# Zu befolgende Anweisungen
Schreibe den Abschnitt des extrahierten Textes um, der mit „Von einer weiteren“ anfängt und mit „erfolglos geblieben ist.“ endet. Setze dabei „Erstattung der Kosten“ an die Stelle von „Kostenerstattung“.

Unzulässig ist die von den Beigeladenen erhobene Rüge, es liege eine Rechtsprechungsabweichung vor (Zulassungsgrund gemäß § 160 Abs 2 Nr 2 SGG). Nach den aus § 160a Abs 2 Satz 3 SGG abzuleitenden Darlegungsanforderungen müsste die Beschwerdebegründung entscheidungstragende Rechtssätze im Berufungsurteil und in einer höchstrichterlichen Entscheidung, die sich auf revisibles Recht iS des § 162 SGG beziehen, einander gegenüberstellen und ausführen, inwiefern sie miteinander nicht vereinbar sind und dass die Entscheidung des LSG auf der Abweichung beruht. Daran fehlt es. Die Beigeladenen sind der Ansicht, das BSG habe in seiner Rechtsprechung die Festlegung des offensichtlichen Missverhältnisses auf einen Bereich ab 20 % über dem Fachgruppendurchschnitt für uU zulässig erklärt. Das LSG hat sein Urteil aber - wie aufgezeigt - entscheidend auf einen anderen Gesichtspunkt gestützt, nämlich darauf, dass ein völliger Verzicht auf eine Übergangszone rechtswidrig sei. Diesem Rechtssatz wird in der Beschwerdebegründung keine dem widersprechende Aussage des BSG gegenüber gestellt. Mithin haben sie nicht gemäß § 160 Abs 2 Nr 2 iVm § 160a Abs 2 Satz 3 SGG dargelegt, dass bzw inwiefern das Urteil des LSG auf einer Abweichung von der Rechtsprechung des BSG beruhen könnte.

Von einer weiteren Begründung wird gemäß § 160a Abs 4 Satz 2 Halbsatz 2 SGG abgesehen.

Die Kostenentscheidung beruht auf der entsprechenden Anwendung des § 193 Abs 1 SGG (in der bis zum 1. Januar 2002 geltenden und hier noch anzuwendenden Fassung). Ein Anlass für eine Kostenerstattung auch zu Gunsten des Beklagten besteht nicht, denn dieser steht den Unterlegenen gleich, weil er mit seiner schriftsätzlichen Unterstützung ihrer Position gleichfalls erfolglos geblieben ist.

# Daten
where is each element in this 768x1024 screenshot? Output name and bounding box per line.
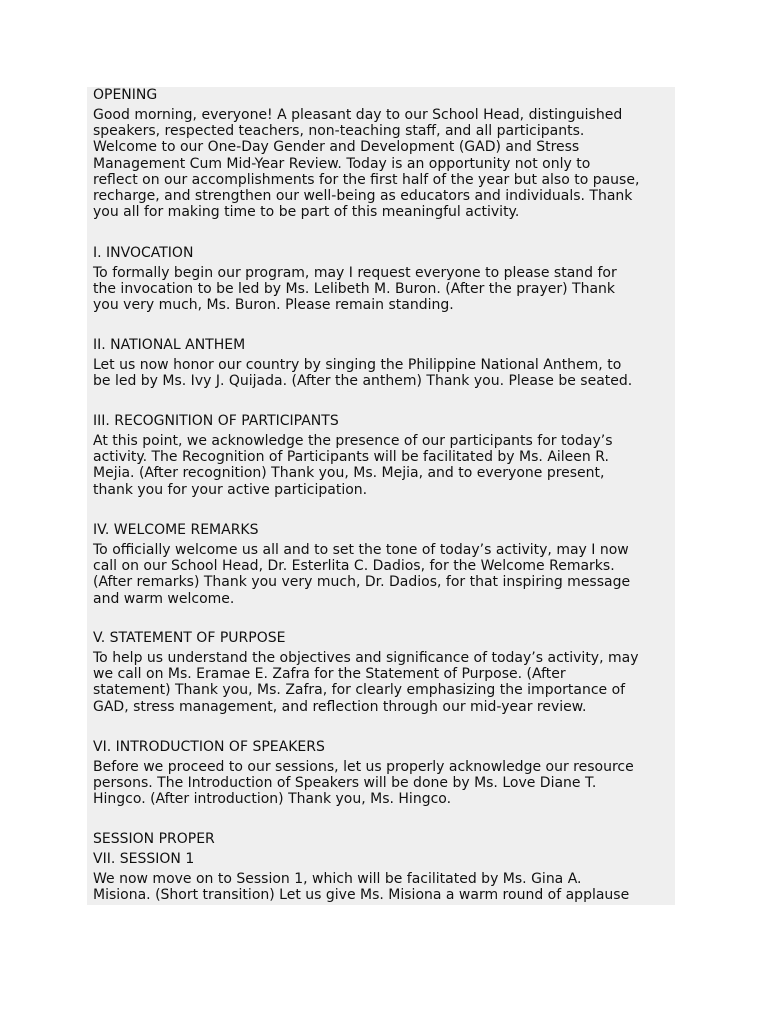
paragraph-line: Welcome to our One-Day Gender and Development (GAD) and Stress <box>93 139 580 156</box>
paragraph-line: we call on Ms. Eramae E. Zafra for the Statement of Purpose. (After <box>93 666 566 683</box>
section-heading-introduction-of-speakers: VI. INTRODUCTION OF SPEAKERS <box>93 739 325 755</box>
section-heading-welcome-remarks: IV. WELCOME REMARKS <box>93 522 259 538</box>
paragraph-line: Hingco. (After introduction) Thank you, Ms. Hingco. <box>93 791 452 808</box>
paragraph-line: Before we proceed to our sessions, let us properly acknowledge our resource <box>93 759 634 775</box>
paragraph-line: Management Cum Mid-Year Review. Today is an opportunity not only to <box>93 155 591 172</box>
paragraph-line: To help us understand the objectives and significance of today’s activity, may <box>93 650 639 666</box>
paragraph-line: statement) Thank you, Ms. Zafra, for clearly emphasizing the importance of <box>93 682 626 699</box>
paragraph-line: you very much, Ms. Buron. Please remain standing. <box>93 297 454 314</box>
paragraph-line: Let us now honor our country by singing the Philippine National Anthem, to <box>93 357 622 373</box>
section-heading-statement-of-purpose: V. STATEMENT OF PURPOSE <box>93 630 286 646</box>
paragraph-line: the invocation to be led by Ms. Lelibeth M. Buron. (After the prayer) Thank <box>93 281 616 298</box>
paragraph-line: persons. The Introduction of Speakers will be done by Ms. Love Diane T. <box>93 775 597 792</box>
document-page <box>87 87 675 905</box>
section-heading-invocation: I. INVOCATION <box>93 245 194 261</box>
paragraph-line: GAD, stress management, and reflection through our mid-year review. <box>93 698 587 715</box>
paragraph-line: At this point, we acknowledge the presence of our participants for today’s <box>93 433 613 449</box>
section-heading-national-anthem: II. NATIONAL ANTHEM <box>93 337 246 353</box>
paragraph-line: call on our School Head, Dr. Esterlita C. Dadios, for the Welcome Remarks. <box>93 558 615 575</box>
paragraph-line: speakers, respected teachers, non-teaching staff, and all participants. <box>93 123 585 140</box>
paragraph-line: Mejia. (After recognition) Thank you, Ms. Mejia, and to everyone present, <box>93 465 605 482</box>
paragraph-line: reflect on our accomplishments for the first half of the year but also to pause, <box>93 171 640 188</box>
paragraph-line: recharge, and strengthen our well-being as educators and individuals. Thank <box>93 188 633 204</box>
paragraph-line: thank you for your active participation. <box>93 481 368 498</box>
paragraph-line: Misiona. (Short transition) Let us give Ms. Misiona a warm round of applause <box>93 887 630 904</box>
section-heading-session-proper: SESSION PROPER <box>93 831 215 847</box>
paragraph-line: be led by Ms. Ivy J. Quijada. (After the anthem) Thank you. Please be seated. <box>93 373 633 390</box>
paragraph-line: We now move on to Session 1, which will be facilitated by Ms. Gina A. <box>93 871 582 887</box>
section-heading-session-1: VII. SESSION 1 <box>93 851 195 867</box>
paragraph-line: activity. The Recognition of Participants will be facilitated by Ms. Aileen R. <box>93 449 609 466</box>
paragraph-line: To formally begin our program, may I request everyone to please stand for <box>93 265 617 281</box>
paragraph-line: you all for making time to be part of this meaningful activity. <box>93 204 520 221</box>
paragraph-line: (After remarks) Thank you very much, Dr. Dadios, for that inspiring message <box>93 574 631 591</box>
paragraph-line: and warm welcome. <box>93 590 235 607</box>
paragraph-line: To officially welcome us all and to set the tone of today’s activity, may I now <box>93 542 629 558</box>
section-heading-recognition: III. RECOGNITION OF PARTICIPANTS <box>93 413 339 429</box>
paragraph-line: Good morning, everyone! A pleasant day to our School Head, distinguished <box>93 107 623 123</box>
section-heading-opening: OPENING <box>93 87 158 103</box>
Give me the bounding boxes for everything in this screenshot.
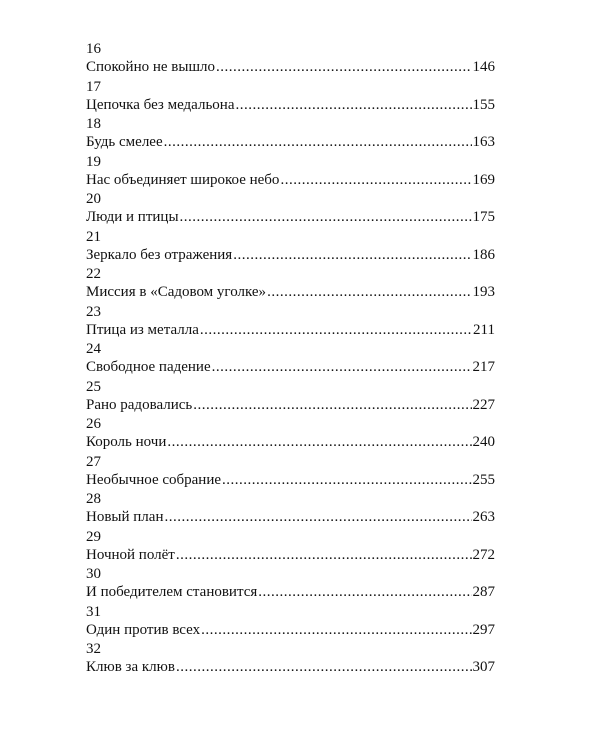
chapter-number: 24 <box>86 341 101 357</box>
toc-line <box>86 508 495 527</box>
toc-entry <box>86 603 495 641</box>
toc-entry <box>86 228 495 266</box>
toc-line <box>86 171 495 190</box>
page-number: 307 <box>472 659 495 675</box>
chapter-number: 32 <box>86 641 101 657</box>
chapter-number: 28 <box>86 491 101 507</box>
chapter-number: 25 <box>86 378 101 395</box>
toc-entry <box>86 340 495 378</box>
toc-entry <box>86 153 495 191</box>
dot-leader <box>280 171 471 190</box>
toc-line <box>86 546 495 565</box>
dot-leader <box>216 58 472 77</box>
page-number: 263 <box>472 509 495 525</box>
chapter-number: 18 <box>86 116 101 132</box>
toc-line <box>86 658 495 677</box>
chapter-number: 17 <box>86 78 101 95</box>
chapter-title: Свободное падение <box>86 359 211 375</box>
dot-leader <box>200 321 472 340</box>
page-number: 297 <box>472 621 495 638</box>
page-number: 193 <box>472 284 495 300</box>
chapter-number: 23 <box>86 303 101 320</box>
chapter-number: 26 <box>86 416 101 432</box>
chapter-number: 21 <box>86 228 101 245</box>
toc-entry <box>86 565 495 603</box>
toc-entry <box>86 415 495 453</box>
chapter-number: 31 <box>86 603 101 620</box>
chapter-title: Цепочка без медальона <box>86 96 235 113</box>
chapter-title: Необычное собрание <box>86 471 222 488</box>
chapter-number: 30 <box>86 566 101 582</box>
toc-entry <box>86 490 495 528</box>
dot-leader <box>164 133 472 152</box>
toc-entry <box>86 78 495 116</box>
chapter-title: Клюв за клюв <box>86 659 175 675</box>
chapter-number: 16 <box>86 41 101 57</box>
toc-line <box>86 621 495 640</box>
chapter-title: Ночной полёт <box>86 546 175 563</box>
chapter-title: Миссия в «Садовом уголке» <box>86 284 267 300</box>
page-number: 211 <box>473 321 495 338</box>
toc-line <box>86 321 495 340</box>
chapter-title: Рано радовались <box>86 396 193 413</box>
toc-line <box>86 396 495 415</box>
dot-leader <box>267 283 471 302</box>
page-number: 255 <box>472 471 495 488</box>
chapter-number: 27 <box>86 453 101 470</box>
dot-leader <box>176 658 472 677</box>
page-number: 175 <box>472 209 495 225</box>
toc-line <box>86 358 495 377</box>
dot-leader <box>258 583 471 602</box>
toc-entry <box>86 115 495 153</box>
toc-entry <box>86 640 495 678</box>
toc-line <box>86 58 495 77</box>
toc-line <box>86 583 495 602</box>
toc-entry <box>86 528 495 566</box>
chapter-title: Люди и птицы <box>86 209 179 225</box>
chapter-title: Нас объединяет широкое небо <box>86 171 280 188</box>
toc-entry <box>86 40 495 78</box>
dot-leader <box>233 246 471 265</box>
dot-leader <box>193 396 471 415</box>
toc-line <box>86 433 495 452</box>
dot-leader <box>235 96 471 115</box>
page-number: 240 <box>472 434 495 450</box>
page-number: 186 <box>472 246 495 263</box>
toc-entry <box>86 190 495 228</box>
chapter-title: Новый план <box>86 509 164 525</box>
toc-entry <box>86 453 495 491</box>
dot-leader <box>222 471 471 490</box>
dot-leader <box>167 433 471 452</box>
toc-line <box>86 208 495 227</box>
dot-leader <box>201 621 471 640</box>
page-number: 287 <box>472 584 495 600</box>
toc-line <box>86 133 495 152</box>
chapter-title: Птица из металла <box>86 321 199 338</box>
chapter-title: И победителем становится <box>86 584 258 600</box>
table-of-contents <box>86 40 495 678</box>
page-number: 217 <box>472 359 495 375</box>
chapter-number: 19 <box>86 153 101 170</box>
chapter-title: Зеркало без отражения <box>86 246 233 263</box>
page-number: 272 <box>472 546 495 563</box>
page-number: 155 <box>472 96 495 113</box>
toc-entry <box>86 265 495 303</box>
toc-entry <box>86 378 495 416</box>
dot-leader <box>164 508 471 527</box>
toc-line <box>86 471 495 490</box>
chapter-number: 22 <box>86 266 101 282</box>
page-number: 163 <box>472 134 495 150</box>
chapter-number: 29 <box>86 528 101 545</box>
chapter-title: Один против всех <box>86 621 201 638</box>
chapter-title: Король ночи <box>86 434 167 450</box>
toc-line <box>86 283 495 302</box>
dot-leader <box>176 546 472 565</box>
toc-line <box>86 246 495 265</box>
dot-leader <box>180 208 472 227</box>
dot-leader <box>212 358 472 377</box>
chapter-title: Спокойно не вышло <box>86 59 215 75</box>
page-number: 227 <box>472 396 495 413</box>
page-number: 169 <box>472 171 495 188</box>
toc-line <box>86 96 495 115</box>
toc-entry <box>86 303 495 341</box>
page-number: 146 <box>472 59 495 75</box>
chapter-number: 20 <box>86 191 101 207</box>
chapter-title: Будь смелее <box>86 134 163 150</box>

# Antwort zur Aufgabe
Von einer weiteren Begründung wird gemäß § 160a Abs 4 Satz 2 Halbsatz 2 SGG abgesehen.

Die Kostenentscheidung beruht auf der entsprechenden Anwendung des § 193 Abs 1 SGG (in der bis zum 1. Januar 2002 geltenden und hier noch anzuwendenden Fassung). Ein Anlass für eine Erstattung der Kosten auch zu Gunsten des Beklagten besteht nicht, denn dieser steht den Unterlegenen gleich, weil er mit seiner schriftsätzlichen Unterstützung ihrer Position gleichfalls erfolglos geblieben ist.